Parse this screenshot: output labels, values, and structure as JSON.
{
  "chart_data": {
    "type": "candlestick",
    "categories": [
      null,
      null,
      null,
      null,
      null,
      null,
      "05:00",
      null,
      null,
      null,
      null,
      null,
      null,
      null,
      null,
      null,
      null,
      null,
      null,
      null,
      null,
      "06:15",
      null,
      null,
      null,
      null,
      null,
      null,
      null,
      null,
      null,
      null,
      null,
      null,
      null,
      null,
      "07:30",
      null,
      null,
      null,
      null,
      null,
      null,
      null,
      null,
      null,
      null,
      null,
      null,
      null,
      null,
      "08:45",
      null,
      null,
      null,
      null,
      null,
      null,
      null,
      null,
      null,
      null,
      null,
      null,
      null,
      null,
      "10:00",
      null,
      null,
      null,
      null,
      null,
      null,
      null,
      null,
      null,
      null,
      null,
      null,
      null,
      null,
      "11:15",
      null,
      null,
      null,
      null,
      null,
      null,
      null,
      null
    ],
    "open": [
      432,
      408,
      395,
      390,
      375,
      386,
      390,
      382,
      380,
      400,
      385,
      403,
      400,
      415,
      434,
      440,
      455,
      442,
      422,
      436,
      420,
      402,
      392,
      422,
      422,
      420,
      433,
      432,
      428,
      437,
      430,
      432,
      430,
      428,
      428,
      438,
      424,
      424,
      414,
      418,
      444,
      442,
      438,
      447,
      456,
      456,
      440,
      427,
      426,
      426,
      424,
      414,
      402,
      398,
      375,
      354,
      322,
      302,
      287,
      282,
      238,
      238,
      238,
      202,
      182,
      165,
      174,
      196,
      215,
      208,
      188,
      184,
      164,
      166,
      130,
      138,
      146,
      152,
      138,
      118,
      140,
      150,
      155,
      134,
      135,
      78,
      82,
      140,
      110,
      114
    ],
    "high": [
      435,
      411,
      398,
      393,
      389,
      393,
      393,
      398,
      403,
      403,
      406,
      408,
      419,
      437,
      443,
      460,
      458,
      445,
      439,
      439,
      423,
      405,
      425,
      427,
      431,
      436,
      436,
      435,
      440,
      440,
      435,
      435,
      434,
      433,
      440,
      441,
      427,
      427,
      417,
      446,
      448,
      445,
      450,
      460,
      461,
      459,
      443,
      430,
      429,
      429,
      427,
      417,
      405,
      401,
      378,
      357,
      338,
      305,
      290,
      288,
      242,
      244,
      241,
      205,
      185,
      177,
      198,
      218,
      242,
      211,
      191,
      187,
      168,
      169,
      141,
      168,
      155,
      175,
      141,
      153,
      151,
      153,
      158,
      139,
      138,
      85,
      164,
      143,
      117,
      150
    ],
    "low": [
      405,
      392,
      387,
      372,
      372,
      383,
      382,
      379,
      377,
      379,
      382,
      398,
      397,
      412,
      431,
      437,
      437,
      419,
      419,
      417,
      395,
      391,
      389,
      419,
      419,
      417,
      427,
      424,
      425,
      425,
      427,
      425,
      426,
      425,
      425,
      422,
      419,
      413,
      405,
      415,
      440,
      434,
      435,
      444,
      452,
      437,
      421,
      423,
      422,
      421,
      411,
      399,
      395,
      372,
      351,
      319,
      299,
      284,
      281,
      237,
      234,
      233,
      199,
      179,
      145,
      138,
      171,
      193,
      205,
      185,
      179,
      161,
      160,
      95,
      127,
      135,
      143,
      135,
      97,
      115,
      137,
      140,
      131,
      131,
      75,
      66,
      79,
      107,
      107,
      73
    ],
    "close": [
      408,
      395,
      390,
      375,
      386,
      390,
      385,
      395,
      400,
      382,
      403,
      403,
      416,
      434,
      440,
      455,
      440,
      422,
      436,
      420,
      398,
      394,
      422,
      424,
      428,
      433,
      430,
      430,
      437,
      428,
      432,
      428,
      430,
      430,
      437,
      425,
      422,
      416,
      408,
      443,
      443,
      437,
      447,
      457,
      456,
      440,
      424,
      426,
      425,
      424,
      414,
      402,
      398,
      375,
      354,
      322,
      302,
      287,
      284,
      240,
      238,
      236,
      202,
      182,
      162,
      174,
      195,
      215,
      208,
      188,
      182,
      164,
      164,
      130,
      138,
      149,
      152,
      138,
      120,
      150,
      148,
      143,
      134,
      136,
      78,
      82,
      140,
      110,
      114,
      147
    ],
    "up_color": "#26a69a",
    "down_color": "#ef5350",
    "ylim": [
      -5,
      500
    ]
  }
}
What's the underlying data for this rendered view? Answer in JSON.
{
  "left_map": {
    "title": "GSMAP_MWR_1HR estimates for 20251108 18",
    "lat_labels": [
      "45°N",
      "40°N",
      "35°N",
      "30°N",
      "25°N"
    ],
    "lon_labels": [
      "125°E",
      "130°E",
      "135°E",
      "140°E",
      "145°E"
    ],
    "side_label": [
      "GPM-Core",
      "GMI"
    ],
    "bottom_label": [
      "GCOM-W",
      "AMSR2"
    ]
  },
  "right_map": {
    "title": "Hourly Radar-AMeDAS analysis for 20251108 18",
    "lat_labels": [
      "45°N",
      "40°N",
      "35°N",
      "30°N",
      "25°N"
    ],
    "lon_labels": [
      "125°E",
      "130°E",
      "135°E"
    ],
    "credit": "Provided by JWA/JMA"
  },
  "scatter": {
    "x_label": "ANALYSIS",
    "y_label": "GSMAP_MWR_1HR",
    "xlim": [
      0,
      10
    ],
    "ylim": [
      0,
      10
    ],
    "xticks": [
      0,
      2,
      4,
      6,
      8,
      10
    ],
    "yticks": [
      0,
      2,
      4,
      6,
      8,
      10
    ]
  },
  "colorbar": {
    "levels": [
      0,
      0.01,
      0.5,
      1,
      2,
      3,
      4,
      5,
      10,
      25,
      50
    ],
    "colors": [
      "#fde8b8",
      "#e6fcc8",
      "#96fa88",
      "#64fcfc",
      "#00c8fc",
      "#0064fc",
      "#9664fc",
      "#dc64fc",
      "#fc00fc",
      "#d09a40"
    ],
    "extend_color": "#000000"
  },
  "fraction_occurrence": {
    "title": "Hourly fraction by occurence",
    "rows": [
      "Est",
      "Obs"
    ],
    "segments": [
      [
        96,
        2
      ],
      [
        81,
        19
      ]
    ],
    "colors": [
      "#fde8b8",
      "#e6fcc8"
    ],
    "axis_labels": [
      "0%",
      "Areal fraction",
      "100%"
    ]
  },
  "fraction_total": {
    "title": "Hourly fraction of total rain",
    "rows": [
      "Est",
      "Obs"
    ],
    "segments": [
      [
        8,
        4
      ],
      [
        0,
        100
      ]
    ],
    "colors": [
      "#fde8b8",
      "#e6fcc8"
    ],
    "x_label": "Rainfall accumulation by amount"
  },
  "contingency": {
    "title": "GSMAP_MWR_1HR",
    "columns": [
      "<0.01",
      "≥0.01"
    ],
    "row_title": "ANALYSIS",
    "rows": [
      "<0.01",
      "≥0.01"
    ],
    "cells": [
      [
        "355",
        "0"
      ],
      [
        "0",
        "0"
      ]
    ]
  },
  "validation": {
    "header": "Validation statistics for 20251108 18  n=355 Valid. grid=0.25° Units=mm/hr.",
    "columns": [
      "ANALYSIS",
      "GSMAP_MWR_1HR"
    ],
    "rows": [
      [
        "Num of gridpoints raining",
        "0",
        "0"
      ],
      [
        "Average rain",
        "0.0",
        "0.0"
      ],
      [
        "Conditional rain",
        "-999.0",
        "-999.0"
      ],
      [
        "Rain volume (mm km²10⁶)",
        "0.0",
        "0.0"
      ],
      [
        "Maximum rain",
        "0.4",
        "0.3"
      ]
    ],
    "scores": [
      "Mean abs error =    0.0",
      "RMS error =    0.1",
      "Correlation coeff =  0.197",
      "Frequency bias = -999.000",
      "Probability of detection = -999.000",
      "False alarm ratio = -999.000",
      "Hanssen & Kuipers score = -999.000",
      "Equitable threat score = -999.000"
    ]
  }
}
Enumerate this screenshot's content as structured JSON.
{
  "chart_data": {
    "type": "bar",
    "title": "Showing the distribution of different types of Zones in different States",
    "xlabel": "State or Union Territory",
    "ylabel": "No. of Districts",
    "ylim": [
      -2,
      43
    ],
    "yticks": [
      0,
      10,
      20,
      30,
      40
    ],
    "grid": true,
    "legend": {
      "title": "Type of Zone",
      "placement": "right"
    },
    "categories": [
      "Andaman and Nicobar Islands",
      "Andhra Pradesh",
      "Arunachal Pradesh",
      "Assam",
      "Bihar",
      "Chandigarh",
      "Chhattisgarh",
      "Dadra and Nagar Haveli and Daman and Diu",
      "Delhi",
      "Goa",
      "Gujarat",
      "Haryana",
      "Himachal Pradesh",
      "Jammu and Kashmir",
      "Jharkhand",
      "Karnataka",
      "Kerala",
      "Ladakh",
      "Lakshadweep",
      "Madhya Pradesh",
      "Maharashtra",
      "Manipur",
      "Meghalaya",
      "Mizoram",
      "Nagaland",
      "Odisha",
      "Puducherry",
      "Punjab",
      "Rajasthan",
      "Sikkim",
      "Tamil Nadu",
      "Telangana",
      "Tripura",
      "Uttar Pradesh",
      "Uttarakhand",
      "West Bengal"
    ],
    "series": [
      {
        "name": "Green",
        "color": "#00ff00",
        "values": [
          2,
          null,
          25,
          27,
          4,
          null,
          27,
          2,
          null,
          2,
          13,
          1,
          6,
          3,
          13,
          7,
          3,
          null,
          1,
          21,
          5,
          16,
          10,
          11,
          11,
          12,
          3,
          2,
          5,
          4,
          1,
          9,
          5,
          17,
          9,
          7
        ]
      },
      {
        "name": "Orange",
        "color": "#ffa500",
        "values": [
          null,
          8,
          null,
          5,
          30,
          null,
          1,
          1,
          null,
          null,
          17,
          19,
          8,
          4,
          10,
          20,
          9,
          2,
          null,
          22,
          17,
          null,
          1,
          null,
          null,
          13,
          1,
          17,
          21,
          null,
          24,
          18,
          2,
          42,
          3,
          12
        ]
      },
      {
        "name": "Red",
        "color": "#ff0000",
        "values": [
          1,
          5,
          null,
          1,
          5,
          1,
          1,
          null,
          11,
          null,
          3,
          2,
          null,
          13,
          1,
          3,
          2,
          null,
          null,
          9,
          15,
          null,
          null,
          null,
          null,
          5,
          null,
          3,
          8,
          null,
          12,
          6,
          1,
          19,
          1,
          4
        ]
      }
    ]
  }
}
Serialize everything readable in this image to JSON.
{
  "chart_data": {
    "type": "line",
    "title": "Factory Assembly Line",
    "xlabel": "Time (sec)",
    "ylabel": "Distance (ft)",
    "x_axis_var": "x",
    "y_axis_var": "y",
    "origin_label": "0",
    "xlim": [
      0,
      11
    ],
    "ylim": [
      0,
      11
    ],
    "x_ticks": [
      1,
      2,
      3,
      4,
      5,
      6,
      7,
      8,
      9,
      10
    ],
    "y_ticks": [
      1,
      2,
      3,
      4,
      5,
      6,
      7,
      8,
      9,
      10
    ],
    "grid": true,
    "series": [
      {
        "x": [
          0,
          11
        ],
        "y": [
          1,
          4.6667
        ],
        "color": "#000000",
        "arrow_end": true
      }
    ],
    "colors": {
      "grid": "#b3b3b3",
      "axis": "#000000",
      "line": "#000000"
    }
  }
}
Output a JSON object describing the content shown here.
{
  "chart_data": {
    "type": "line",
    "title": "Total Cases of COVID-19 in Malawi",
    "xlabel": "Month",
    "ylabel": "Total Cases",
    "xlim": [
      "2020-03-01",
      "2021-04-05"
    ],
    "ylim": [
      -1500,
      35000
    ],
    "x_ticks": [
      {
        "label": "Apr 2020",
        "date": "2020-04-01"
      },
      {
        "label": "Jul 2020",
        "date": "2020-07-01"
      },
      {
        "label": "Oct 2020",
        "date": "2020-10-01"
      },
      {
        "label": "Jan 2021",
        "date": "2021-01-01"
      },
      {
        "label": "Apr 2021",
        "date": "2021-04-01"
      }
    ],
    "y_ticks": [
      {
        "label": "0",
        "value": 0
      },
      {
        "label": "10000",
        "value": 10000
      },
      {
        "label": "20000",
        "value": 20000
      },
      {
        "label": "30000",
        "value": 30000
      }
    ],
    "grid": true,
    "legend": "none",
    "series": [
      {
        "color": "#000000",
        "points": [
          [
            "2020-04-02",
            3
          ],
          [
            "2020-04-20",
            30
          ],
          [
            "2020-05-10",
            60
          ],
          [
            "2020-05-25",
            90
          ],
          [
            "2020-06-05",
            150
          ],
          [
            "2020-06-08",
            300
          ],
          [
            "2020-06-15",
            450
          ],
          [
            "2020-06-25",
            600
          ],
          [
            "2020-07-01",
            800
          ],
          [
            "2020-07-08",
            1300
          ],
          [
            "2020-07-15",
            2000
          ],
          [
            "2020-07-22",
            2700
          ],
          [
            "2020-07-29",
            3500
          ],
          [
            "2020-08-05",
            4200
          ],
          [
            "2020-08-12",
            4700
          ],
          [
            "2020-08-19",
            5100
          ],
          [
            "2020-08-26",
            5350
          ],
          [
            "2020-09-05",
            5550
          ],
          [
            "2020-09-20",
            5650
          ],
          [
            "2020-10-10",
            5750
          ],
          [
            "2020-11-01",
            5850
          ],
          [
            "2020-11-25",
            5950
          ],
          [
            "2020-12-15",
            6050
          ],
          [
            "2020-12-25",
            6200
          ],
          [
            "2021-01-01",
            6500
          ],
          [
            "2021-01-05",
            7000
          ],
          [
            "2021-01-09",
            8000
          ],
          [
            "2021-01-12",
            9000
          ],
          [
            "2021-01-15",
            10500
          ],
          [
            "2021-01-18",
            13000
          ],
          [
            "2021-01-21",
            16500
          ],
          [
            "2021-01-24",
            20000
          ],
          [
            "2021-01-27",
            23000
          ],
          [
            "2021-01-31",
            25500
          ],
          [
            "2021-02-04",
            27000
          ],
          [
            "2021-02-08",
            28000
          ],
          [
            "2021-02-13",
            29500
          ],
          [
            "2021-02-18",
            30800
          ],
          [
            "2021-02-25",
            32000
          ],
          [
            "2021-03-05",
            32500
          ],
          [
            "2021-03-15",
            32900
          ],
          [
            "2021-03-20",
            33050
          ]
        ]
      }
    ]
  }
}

§ **Problem requirements**
Determine how many lines of the data contain the word "xlabel", and reply with that number only.

§ **Response**
3